#### PROBLEM TO SOLVE
Write out each line exactly as given. Leave the pictures out of your copy.

Dataset items:
--*--
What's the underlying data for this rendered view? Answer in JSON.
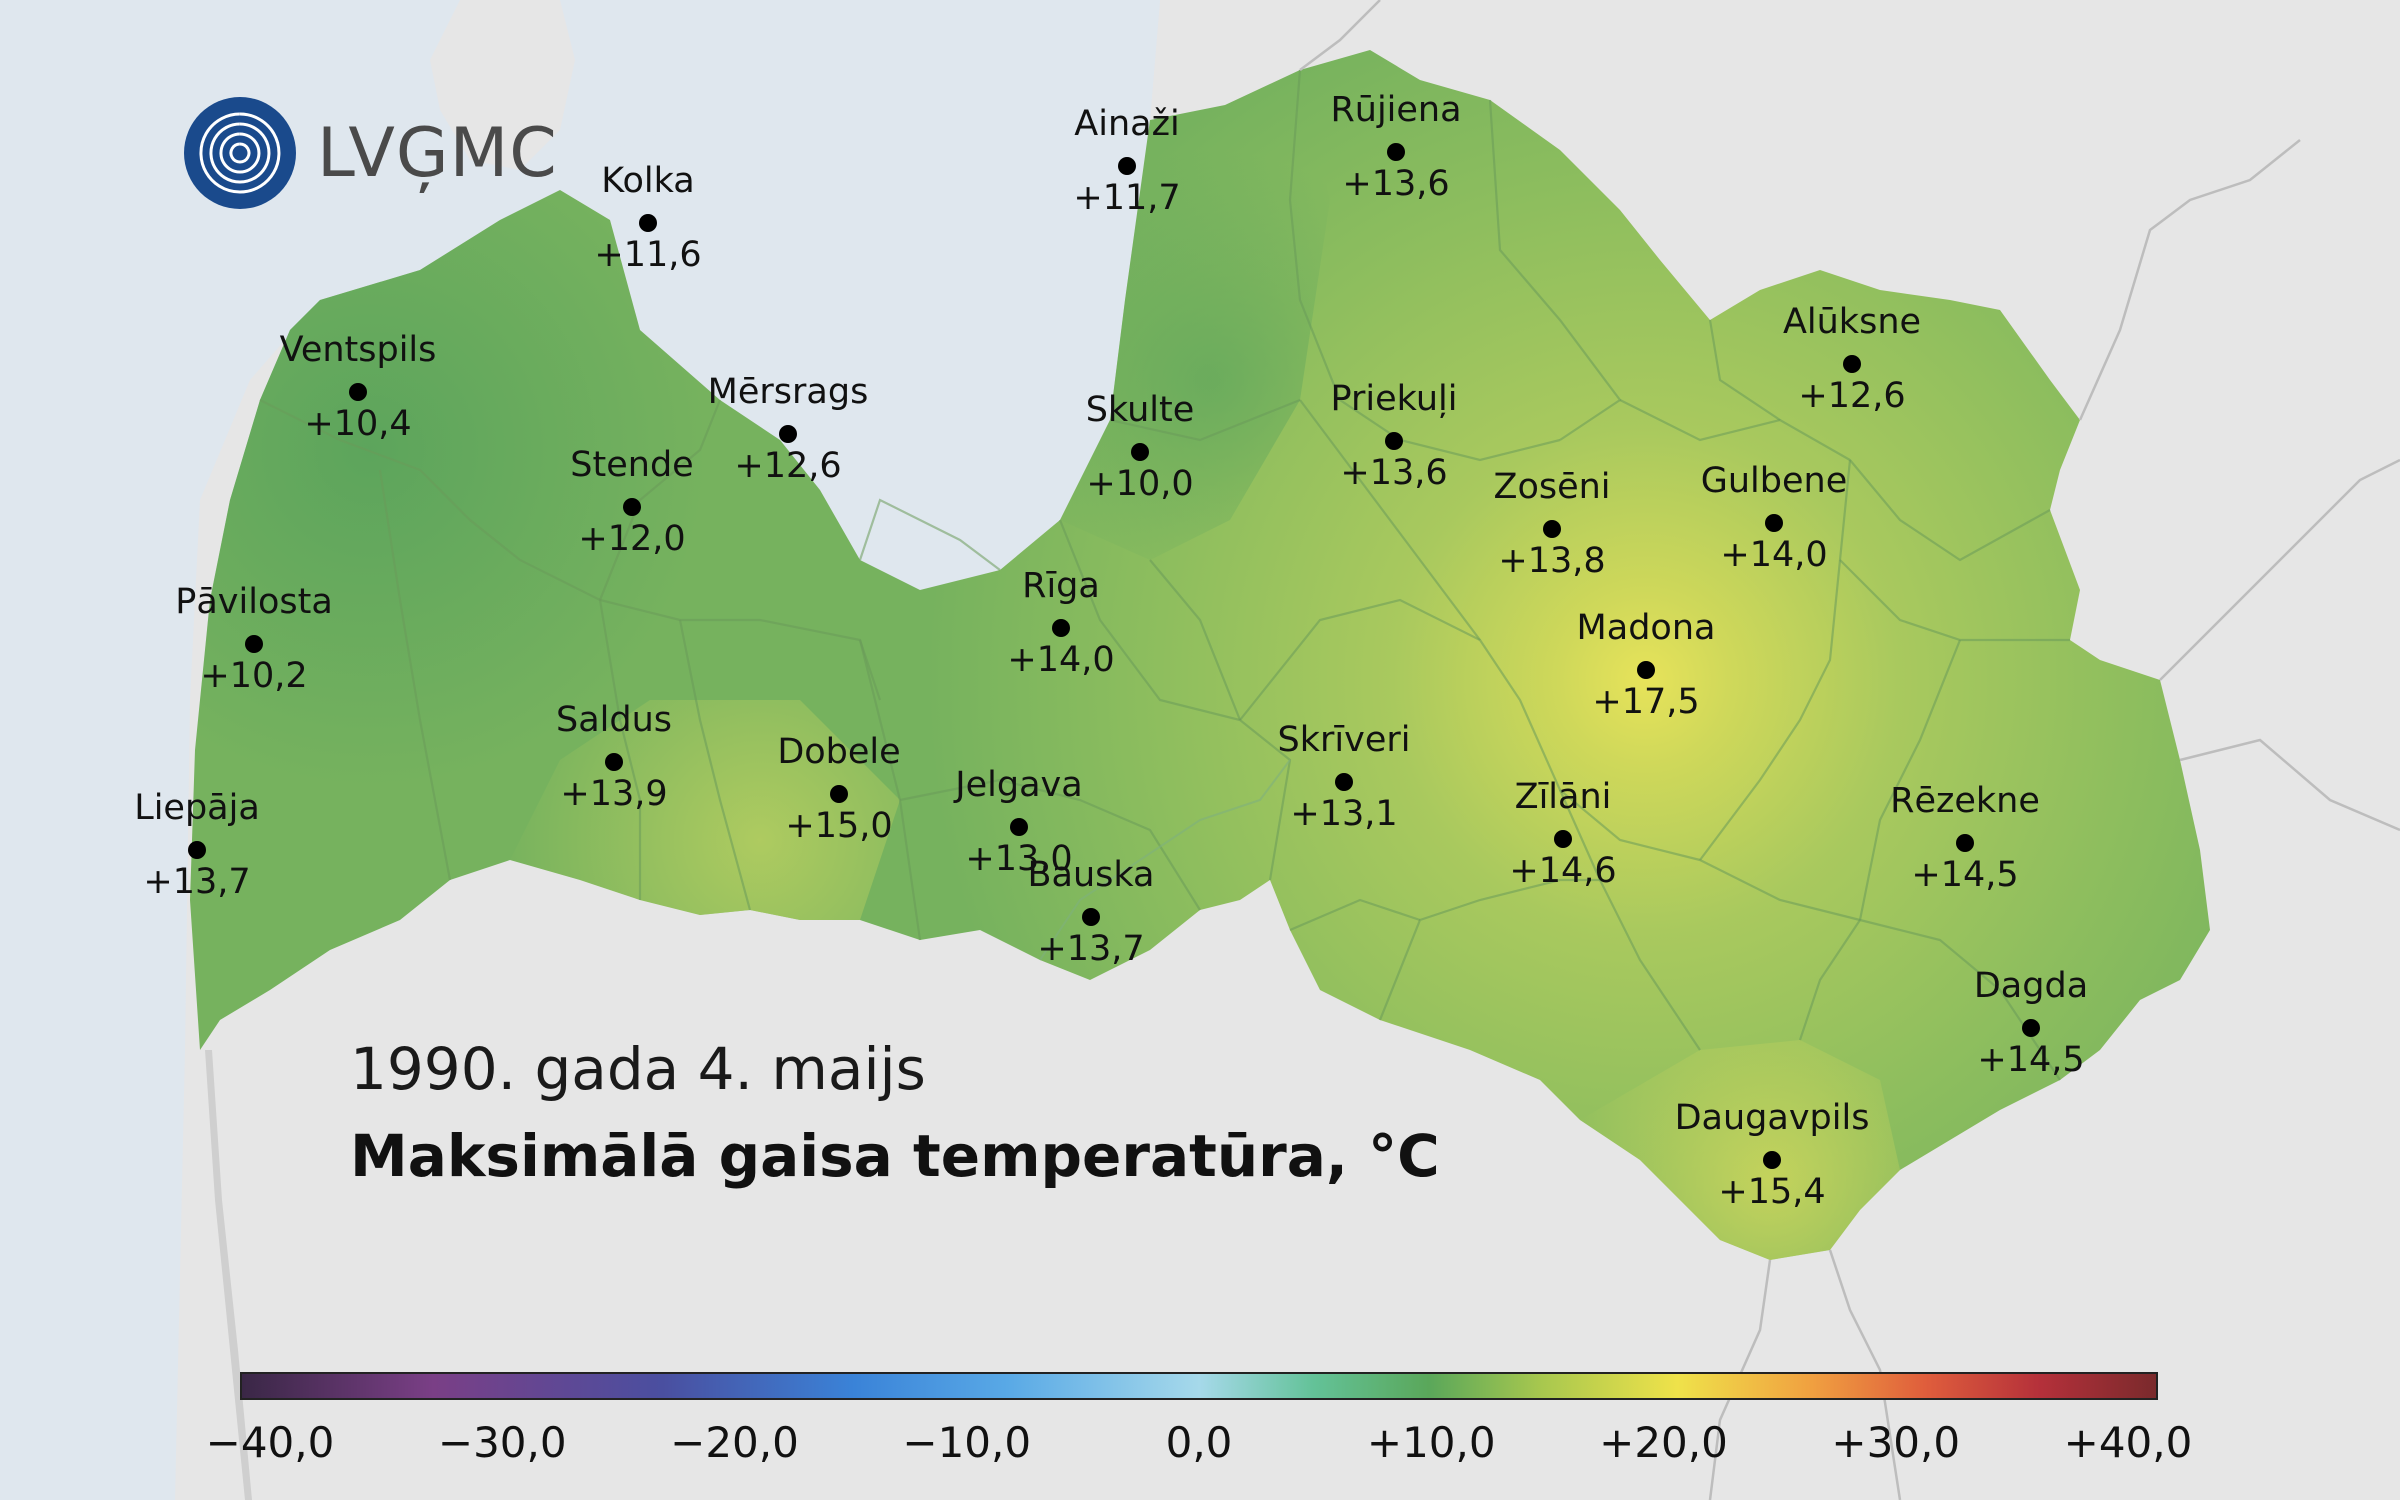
{
  "logo": {
    "text": "LVĢMC"
  },
  "date_title": "1990. gada 4. maijs",
  "main_title": "Maksimālā gaisa temperatūra, °C",
  "stations": [
    {
      "name": "Kolka",
      "value": "+11,6"
    },
    {
      "name": "Ainaži",
      "value": "+11,7"
    },
    {
      "name": "Rūjiena",
      "value": "+13,6"
    },
    {
      "name": "Ventspils",
      "value": "+10,4"
    },
    {
      "name": "Mērsrags",
      "value": "+12,6"
    },
    {
      "name": "Skulte",
      "value": "+10,0"
    },
    {
      "name": "Priekuļi",
      "value": "+13,6"
    },
    {
      "name": "Alūksne",
      "value": "+12,6"
    },
    {
      "name": "Stende",
      "value": "+12,0"
    },
    {
      "name": "Zosēni",
      "value": "+13,8"
    },
    {
      "name": "Gulbene",
      "value": "+14,0"
    },
    {
      "name": "Pāvilosta",
      "value": "+10,2"
    },
    {
      "name": "Rīga",
      "value": "+14,0"
    },
    {
      "name": "Madona",
      "value": "+17,5"
    },
    {
      "name": "Saldus",
      "value": "+13,9"
    },
    {
      "name": "Dobele",
      "value": "+15,0"
    },
    {
      "name": "Jelgava",
      "value": "+13,0"
    },
    {
      "name": "Skrīveri",
      "value": "+13,1"
    },
    {
      "name": "Liepāja",
      "value": "+13,7"
    },
    {
      "name": "Zīlāni",
      "value": "+14,6"
    },
    {
      "name": "Rēzekne",
      "value": "+14,5"
    },
    {
      "name": "Bauska",
      "value": "+13,7"
    },
    {
      "name": "Dagda",
      "value": "+14,5"
    },
    {
      "name": "Daugavpils",
      "value": "+15,4"
    }
  ],
  "colorbar": {
    "ticks": [
      "−40,0",
      "−30,0",
      "−20,0",
      "−10,0",
      "0,0",
      "+10,0",
      "+20,0",
      "+30,0",
      "+40,0"
    ]
  },
  "colors": {
    "sea": "#dfe7ee",
    "land": "#e6e6e6",
    "logo_blue": "#1a4a8c"
  }
}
--*--
#### RESULT OF THIS EXERCISE
What's the underlying data for this rendered view? Answer in JSON.
{
  "logo": {
    "text": "LVĢMC"
  },
  "date_title": "1990. gada 4. maijs",
  "main_title": "Maksimālā gaisa temperatūra, °C",
  "stations": [
    {
      "name": "Kolka",
      "value": "+11,6"
    },
    {
      "name": "Ainaži",
      "value": "+11,7"
    },
    {
      "name": "Rūjiena",
      "value": "+13,6"
    },
    {
      "name": "Ventspils",
      "value": "+10,4"
    },
    {
      "name": "Mērsrags",
      "value": "+12,6"
    },
    {
      "name": "Skulte",
      "value": "+10,0"
    },
    {
      "name": "Priekuļi",
      "value": "+13,6"
    },
    {
      "name": "Alūksne",
      "value": "+12,6"
    },
    {
      "name": "Stende",
      "value": "+12,0"
    },
    {
      "name": "Zosēni",
      "value": "+13,8"
    },
    {
      "name": "Gulbene",
      "value": "+14,0"
    },
    {
      "name": "Pāvilosta",
      "value": "+10,2"
    },
    {
      "name": "Rīga",
      "value": "+14,0"
    },
    {
      "name": "Madona",
      "value": "+17,5"
    },
    {
      "name": "Saldus",
      "value": "+13,9"
    },
    {
      "name": "Dobele",
      "value": "+15,0"
    },
    {
      "name": "Jelgava",
      "value": "+13,0"
    },
    {
      "name": "Skrīveri",
      "value": "+13,1"
    },
    {
      "name": "Liepāja",
      "value": "+13,7"
    },
    {
      "name": "Zīlāni",
      "value": "+14,6"
    },
    {
      "name": "Rēzekne",
      "value": "+14,5"
    },
    {
      "name": "Bauska",
      "value": "+13,7"
    },
    {
      "name": "Dagda",
      "value": "+14,5"
    },
    {
      "name": "Daugavpils",
      "value": "+15,4"
    }
  ],
  "colorbar": {
    "ticks": [
      "−40,0",
      "−30,0",
      "−20,0",
      "−10,0",
      "0,0",
      "+10,0",
      "+20,0",
      "+30,0",
      "+40,0"
    ]
  },
  "colors": {
    "sea": "#dfe7ee",
    "land": "#e6e6e6",
    "logo_blue": "#1a4a8c"
  }
}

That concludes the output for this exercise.